--- begin Records supplied ---

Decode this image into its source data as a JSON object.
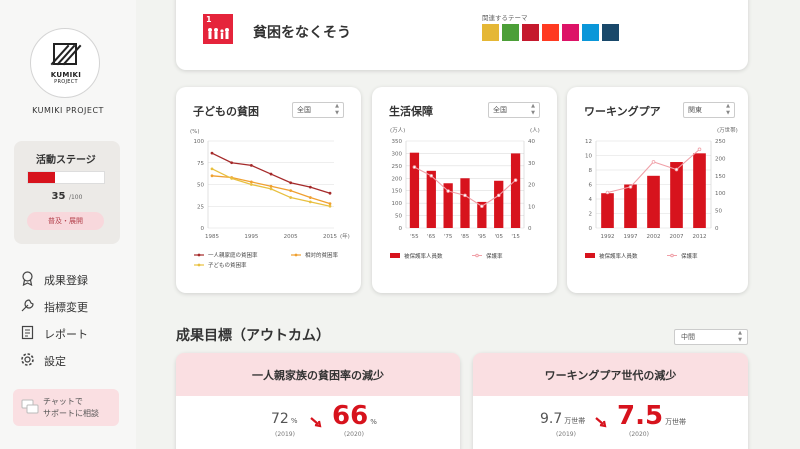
{
  "sidebar": {
    "logo_text": "KUMIKI",
    "logo_sub": "PROJECT",
    "project_name": "KUMIKI PROJECT",
    "stage": {
      "title": "活動ステージ",
      "value": "35",
      "max": "/100",
      "progress": 0.35,
      "button": "普及・展開"
    },
    "menu": [
      {
        "label": "成果登録",
        "icon": "award-icon"
      },
      {
        "label": "指標変更",
        "icon": "wrench-icon"
      },
      {
        "label": "レポート",
        "icon": "report-icon"
      },
      {
        "label": "設定",
        "icon": "gear-icon"
      }
    ],
    "chat": {
      "line1": "チャットで",
      "line2": "サポートに相談",
      "icon": "chat-icon"
    }
  },
  "theme": {
    "goal_number": "1",
    "goal_title": "貧困をなくそう",
    "related_label": "関連するテーマ",
    "related_goals": [
      {
        "color": "#e5b735",
        "icon": "sdg-2-icon"
      },
      {
        "color": "#4c9f38",
        "icon": "sdg-3-icon"
      },
      {
        "color": "#c5192d",
        "icon": "sdg-4-icon"
      },
      {
        "color": "#ff3a21",
        "icon": "sdg-5-icon"
      },
      {
        "color": "#dd1367",
        "icon": "sdg-10-icon"
      },
      {
        "color": "#0a97d9",
        "icon": "sdg-14-icon"
      },
      {
        "color": "#19486a",
        "icon": "sdg-17-icon"
      }
    ]
  },
  "panels": {
    "child": {
      "title": "子どもの貧困",
      "select": "全国"
    },
    "welfare": {
      "title": "生活保障",
      "select": "全国"
    },
    "working": {
      "title": "ワーキングプア",
      "select": "関東"
    }
  },
  "chart_data": [
    {
      "type": "line",
      "title": "子どもの貧困",
      "ylabel": "(%)",
      "xlabel": "(年)",
      "ylim": [
        0,
        100
      ],
      "yticks": [
        0,
        25,
        50,
        75,
        100
      ],
      "xticks": [
        "1985",
        "1995",
        "2005",
        "2015"
      ],
      "x": [
        1985,
        1990,
        1995,
        2000,
        2005,
        2010,
        2015
      ],
      "series": [
        {
          "name": "一人親家庭の貧困率",
          "color": "#a52a2a",
          "values": [
            86,
            75,
            72,
            62,
            52,
            47,
            40
          ]
        },
        {
          "name": "相対的貧困率",
          "color": "#f0a030",
          "values": [
            60,
            58,
            53,
            48,
            43,
            35,
            28
          ]
        },
        {
          "name": "子どもの貧困率",
          "color": "#e8c040",
          "values": [
            68,
            57,
            50,
            45,
            35,
            30,
            25
          ]
        }
      ]
    },
    {
      "type": "bar",
      "title": "生活保障",
      "ylabel": "(万人)",
      "ylabel2": "(人)",
      "yticks": [
        0,
        50,
        100,
        150,
        200,
        250,
        300,
        350
      ],
      "ylim": [
        0,
        350
      ],
      "yticks2": [
        0,
        10,
        20,
        30,
        40
      ],
      "ylim2": [
        0,
        40
      ],
      "categories": [
        "'55",
        "'65",
        "'75",
        "'85",
        "'95",
        "'05",
        "'15"
      ],
      "series": [
        {
          "name": "被保護率人員数",
          "color": "#d7131d",
          "values": [
            303,
            230,
            180,
            200,
            105,
            190,
            300
          ]
        },
        {
          "name": "保護率",
          "color": "#f0a0a8",
          "values": [
            28,
            24,
            17,
            15,
            10,
            15,
            22
          ]
        }
      ]
    },
    {
      "type": "bar",
      "title": "ワーキングプア",
      "ylabel2": "(万世帯)",
      "yticks": [
        0,
        2,
        4,
        6,
        8,
        10,
        12
      ],
      "ylim": [
        0,
        12
      ],
      "yticks2": [
        0,
        50,
        100,
        150,
        200,
        250
      ],
      "ylim2": [
        0,
        250
      ],
      "categories": [
        "1992",
        "1997",
        "2002",
        "2007",
        "2012"
      ],
      "series": [
        {
          "name": "被保護率人員数",
          "color": "#d7131d",
          "values": [
            4.8,
            6.0,
            7.2,
            9.1,
            10.3
          ]
        },
        {
          "name": "保護率",
          "color": "#f0a0a8",
          "values": [
            102,
            118,
            190,
            168,
            226
          ]
        }
      ]
    }
  ],
  "outcomes": {
    "title": "成果目標（アウトカム）",
    "select": "中間",
    "items": [
      {
        "title": "一人親家族の貧困率の減少",
        "before": "72",
        "before_unit": "%",
        "before_year": "(2019)",
        "after": "66",
        "after_unit": "%",
        "after_year": "(2020)"
      },
      {
        "title": "ワーキングプア世代の減少",
        "before": "9.7",
        "before_unit": "万世帯",
        "before_year": "(2019)",
        "after": "7.5",
        "after_unit": "万世帯",
        "after_year": "(2020)"
      }
    ]
  }
}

--- end Records supplied ---

- **The problem**: Give every line above again exactly, with no pictures.

- **The reply**:
Decode this image into its source data as a JSON object.
{
  "sidebar": {
    "logo_text": "KUMIKI",
    "logo_sub": "PROJECT",
    "project_name": "KUMIKI PROJECT",
    "stage": {
      "title": "活動ステージ",
      "value": "35",
      "max": "/100",
      "progress": 0.35,
      "button": "普及・展開"
    },
    "menu": [
      {
        "label": "成果登録",
        "icon": "award-icon"
      },
      {
        "label": "指標変更",
        "icon": "wrench-icon"
      },
      {
        "label": "レポート",
        "icon": "report-icon"
      },
      {
        "label": "設定",
        "icon": "gear-icon"
      }
    ],
    "chat": {
      "line1": "チャットで",
      "line2": "サポートに相談",
      "icon": "chat-icon"
    }
  },
  "theme": {
    "goal_number": "1",
    "goal_title": "貧困をなくそう",
    "related_label": "関連するテーマ",
    "related_goals": [
      {
        "color": "#e5b735",
        "icon": "sdg-2-icon"
      },
      {
        "color": "#4c9f38",
        "icon": "sdg-3-icon"
      },
      {
        "color": "#c5192d",
        "icon": "sdg-4-icon"
      },
      {
        "color": "#ff3a21",
        "icon": "sdg-5-icon"
      },
      {
        "color": "#dd1367",
        "icon": "sdg-10-icon"
      },
      {
        "color": "#0a97d9",
        "icon": "sdg-14-icon"
      },
      {
        "color": "#19486a",
        "icon": "sdg-17-icon"
      }
    ]
  },
  "panels": {
    "child": {
      "title": "子どもの貧困",
      "select": "全国"
    },
    "welfare": {
      "title": "生活保障",
      "select": "全国"
    },
    "working": {
      "title": "ワーキングプア",
      "select": "関東"
    }
  },
  "chart_data": [
    {
      "type": "line",
      "title": "子どもの貧困",
      "ylabel": "(%)",
      "xlabel": "(年)",
      "ylim": [
        0,
        100
      ],
      "yticks": [
        0,
        25,
        50,
        75,
        100
      ],
      "xticks": [
        "1985",
        "1995",
        "2005",
        "2015"
      ],
      "x": [
        1985,
        1990,
        1995,
        2000,
        2005,
        2010,
        2015
      ],
      "series": [
        {
          "name": "一人親家庭の貧困率",
          "color": "#a52a2a",
          "values": [
            86,
            75,
            72,
            62,
            52,
            47,
            40
          ]
        },
        {
          "name": "相対的貧困率",
          "color": "#f0a030",
          "values": [
            60,
            58,
            53,
            48,
            43,
            35,
            28
          ]
        },
        {
          "name": "子どもの貧困率",
          "color": "#e8c040",
          "values": [
            68,
            57,
            50,
            45,
            35,
            30,
            25
          ]
        }
      ]
    },
    {
      "type": "bar",
      "title": "生活保障",
      "ylabel": "(万人)",
      "ylabel2": "(人)",
      "yticks": [
        0,
        50,
        100,
        150,
        200,
        250,
        300,
        350
      ],
      "ylim": [
        0,
        350
      ],
      "yticks2": [
        0,
        10,
        20,
        30,
        40
      ],
      "ylim2": [
        0,
        40
      ],
      "categories": [
        "'55",
        "'65",
        "'75",
        "'85",
        "'95",
        "'05",
        "'15"
      ],
      "series": [
        {
          "name": "被保護率人員数",
          "color": "#d7131d",
          "values": [
            303,
            230,
            180,
            200,
            105,
            190,
            300
          ]
        },
        {
          "name": "保護率",
          "color": "#f0a0a8",
          "values": [
            28,
            24,
            17,
            15,
            10,
            15,
            22
          ]
        }
      ]
    },
    {
      "type": "bar",
      "title": "ワーキングプア",
      "ylabel2": "(万世帯)",
      "yticks": [
        0,
        2,
        4,
        6,
        8,
        10,
        12
      ],
      "ylim": [
        0,
        12
      ],
      "yticks2": [
        0,
        50,
        100,
        150,
        200,
        250
      ],
      "ylim2": [
        0,
        250
      ],
      "categories": [
        "1992",
        "1997",
        "2002",
        "2007",
        "2012"
      ],
      "series": [
        {
          "name": "被保護率人員数",
          "color": "#d7131d",
          "values": [
            4.8,
            6.0,
            7.2,
            9.1,
            10.3
          ]
        },
        {
          "name": "保護率",
          "color": "#f0a0a8",
          "values": [
            102,
            118,
            190,
            168,
            226
          ]
        }
      ]
    }
  ],
  "outcomes": {
    "title": "成果目標（アウトカム）",
    "select": "中間",
    "items": [
      {
        "title": "一人親家族の貧困率の減少",
        "before": "72",
        "before_unit": "%",
        "before_year": "(2019)",
        "after": "66",
        "after_unit": "%",
        "after_year": "(2020)"
      },
      {
        "title": "ワーキングプア世代の減少",
        "before": "9.7",
        "before_unit": "万世帯",
        "before_year": "(2019)",
        "after": "7.5",
        "after_unit": "万世帯",
        "after_year": "(2020)"
      }
    ]
  }
}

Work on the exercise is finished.